— START OF Material shown —

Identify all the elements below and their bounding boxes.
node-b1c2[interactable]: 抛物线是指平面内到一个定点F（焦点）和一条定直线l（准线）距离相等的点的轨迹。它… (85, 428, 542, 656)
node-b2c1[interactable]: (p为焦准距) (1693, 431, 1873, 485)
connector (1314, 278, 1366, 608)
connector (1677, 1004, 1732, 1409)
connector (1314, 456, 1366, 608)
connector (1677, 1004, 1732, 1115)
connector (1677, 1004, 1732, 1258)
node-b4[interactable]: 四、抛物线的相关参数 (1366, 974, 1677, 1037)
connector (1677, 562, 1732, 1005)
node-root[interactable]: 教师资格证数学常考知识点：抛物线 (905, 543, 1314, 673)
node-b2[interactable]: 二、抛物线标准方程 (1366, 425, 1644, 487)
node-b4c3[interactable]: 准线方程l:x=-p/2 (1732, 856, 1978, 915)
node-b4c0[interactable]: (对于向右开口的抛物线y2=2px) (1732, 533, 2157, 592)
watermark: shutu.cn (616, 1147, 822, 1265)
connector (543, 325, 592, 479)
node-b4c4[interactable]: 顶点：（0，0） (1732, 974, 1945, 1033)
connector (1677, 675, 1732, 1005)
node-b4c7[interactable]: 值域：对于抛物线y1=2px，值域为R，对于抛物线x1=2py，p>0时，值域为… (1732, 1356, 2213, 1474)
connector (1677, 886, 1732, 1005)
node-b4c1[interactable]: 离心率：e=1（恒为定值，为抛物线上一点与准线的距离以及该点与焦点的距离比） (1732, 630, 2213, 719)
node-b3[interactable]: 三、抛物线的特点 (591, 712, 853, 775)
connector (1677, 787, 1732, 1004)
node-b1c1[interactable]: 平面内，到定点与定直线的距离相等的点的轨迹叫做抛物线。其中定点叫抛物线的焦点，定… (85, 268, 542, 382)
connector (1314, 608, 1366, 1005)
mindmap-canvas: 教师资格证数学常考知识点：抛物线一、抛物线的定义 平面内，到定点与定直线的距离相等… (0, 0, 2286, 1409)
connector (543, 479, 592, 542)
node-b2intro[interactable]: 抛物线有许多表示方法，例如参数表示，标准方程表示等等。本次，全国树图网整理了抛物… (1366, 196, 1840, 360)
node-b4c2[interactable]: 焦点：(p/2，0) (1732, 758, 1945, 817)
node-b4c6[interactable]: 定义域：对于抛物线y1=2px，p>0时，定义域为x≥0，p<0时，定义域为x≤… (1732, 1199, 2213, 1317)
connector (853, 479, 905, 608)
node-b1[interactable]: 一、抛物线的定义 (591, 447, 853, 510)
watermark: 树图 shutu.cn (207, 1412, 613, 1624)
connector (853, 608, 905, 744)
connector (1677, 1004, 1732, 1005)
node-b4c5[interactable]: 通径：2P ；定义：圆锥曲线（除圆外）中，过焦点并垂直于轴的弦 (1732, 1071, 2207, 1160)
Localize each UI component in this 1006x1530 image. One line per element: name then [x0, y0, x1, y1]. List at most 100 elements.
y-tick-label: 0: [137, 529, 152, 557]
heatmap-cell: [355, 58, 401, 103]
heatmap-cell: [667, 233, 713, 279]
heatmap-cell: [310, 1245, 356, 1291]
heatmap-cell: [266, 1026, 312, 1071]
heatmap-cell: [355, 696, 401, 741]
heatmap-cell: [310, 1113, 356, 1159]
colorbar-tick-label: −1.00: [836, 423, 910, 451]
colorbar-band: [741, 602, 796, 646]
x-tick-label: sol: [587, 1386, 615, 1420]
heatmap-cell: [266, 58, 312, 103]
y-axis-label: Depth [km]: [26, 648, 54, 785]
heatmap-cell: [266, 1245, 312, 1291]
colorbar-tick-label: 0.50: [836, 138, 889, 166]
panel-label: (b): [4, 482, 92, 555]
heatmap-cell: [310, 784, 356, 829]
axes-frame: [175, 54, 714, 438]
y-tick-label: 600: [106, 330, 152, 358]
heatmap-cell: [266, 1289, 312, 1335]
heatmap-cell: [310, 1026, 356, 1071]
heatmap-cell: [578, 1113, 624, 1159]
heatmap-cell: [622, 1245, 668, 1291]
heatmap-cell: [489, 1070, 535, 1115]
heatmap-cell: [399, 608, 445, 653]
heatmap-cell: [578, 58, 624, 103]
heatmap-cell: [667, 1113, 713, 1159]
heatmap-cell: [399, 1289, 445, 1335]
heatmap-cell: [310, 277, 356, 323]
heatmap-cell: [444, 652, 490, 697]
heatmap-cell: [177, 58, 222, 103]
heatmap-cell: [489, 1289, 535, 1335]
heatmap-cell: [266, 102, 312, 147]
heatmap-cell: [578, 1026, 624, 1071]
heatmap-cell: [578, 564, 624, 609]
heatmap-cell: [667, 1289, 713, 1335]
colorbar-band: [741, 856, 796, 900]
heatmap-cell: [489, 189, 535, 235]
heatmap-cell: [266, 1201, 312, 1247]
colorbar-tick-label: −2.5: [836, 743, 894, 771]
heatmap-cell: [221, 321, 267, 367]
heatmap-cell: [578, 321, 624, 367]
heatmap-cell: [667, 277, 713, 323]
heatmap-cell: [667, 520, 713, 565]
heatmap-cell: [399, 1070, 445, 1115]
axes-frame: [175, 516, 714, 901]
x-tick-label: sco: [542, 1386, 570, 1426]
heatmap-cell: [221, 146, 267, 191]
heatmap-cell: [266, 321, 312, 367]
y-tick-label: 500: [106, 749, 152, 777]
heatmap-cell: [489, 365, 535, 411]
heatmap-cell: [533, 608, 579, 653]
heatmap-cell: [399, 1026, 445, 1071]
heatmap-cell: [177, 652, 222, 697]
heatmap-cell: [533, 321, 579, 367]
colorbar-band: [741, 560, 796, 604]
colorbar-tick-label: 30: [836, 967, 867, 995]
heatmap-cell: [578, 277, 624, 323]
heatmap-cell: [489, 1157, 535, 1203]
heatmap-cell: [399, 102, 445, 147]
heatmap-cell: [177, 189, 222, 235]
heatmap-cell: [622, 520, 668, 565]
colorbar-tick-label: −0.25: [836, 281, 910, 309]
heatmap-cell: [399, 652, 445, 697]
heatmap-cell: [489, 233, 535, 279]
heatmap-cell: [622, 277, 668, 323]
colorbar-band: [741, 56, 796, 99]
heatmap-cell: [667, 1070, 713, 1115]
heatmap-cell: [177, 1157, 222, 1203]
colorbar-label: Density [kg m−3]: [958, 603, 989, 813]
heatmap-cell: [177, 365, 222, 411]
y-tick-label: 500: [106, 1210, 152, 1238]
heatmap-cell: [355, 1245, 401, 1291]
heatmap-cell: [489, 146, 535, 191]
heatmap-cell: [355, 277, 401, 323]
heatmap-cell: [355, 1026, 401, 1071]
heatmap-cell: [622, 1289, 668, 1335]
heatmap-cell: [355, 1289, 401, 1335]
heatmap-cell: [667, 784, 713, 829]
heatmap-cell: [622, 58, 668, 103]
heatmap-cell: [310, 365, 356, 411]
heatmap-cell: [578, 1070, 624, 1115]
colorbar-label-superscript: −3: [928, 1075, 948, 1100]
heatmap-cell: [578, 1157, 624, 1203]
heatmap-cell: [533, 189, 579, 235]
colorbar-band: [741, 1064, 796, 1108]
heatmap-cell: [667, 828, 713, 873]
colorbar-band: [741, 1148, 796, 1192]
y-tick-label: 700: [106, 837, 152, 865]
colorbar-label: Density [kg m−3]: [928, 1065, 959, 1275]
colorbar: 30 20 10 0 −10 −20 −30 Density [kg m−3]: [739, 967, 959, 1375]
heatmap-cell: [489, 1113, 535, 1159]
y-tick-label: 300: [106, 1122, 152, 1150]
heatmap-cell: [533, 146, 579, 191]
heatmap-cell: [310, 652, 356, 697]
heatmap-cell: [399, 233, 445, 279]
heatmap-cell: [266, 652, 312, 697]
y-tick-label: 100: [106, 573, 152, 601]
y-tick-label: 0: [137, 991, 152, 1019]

— END OF Material shown —

• **Short exercise**
Please show every line in the entries above that contains the word "elements".

• **Right answer**
Identify all the elements below and their bounding boxes.
Localize each UI component in this 1006x1530 image. One line per element: name then [x0, y0, x1, y1]. List at most 100 elements.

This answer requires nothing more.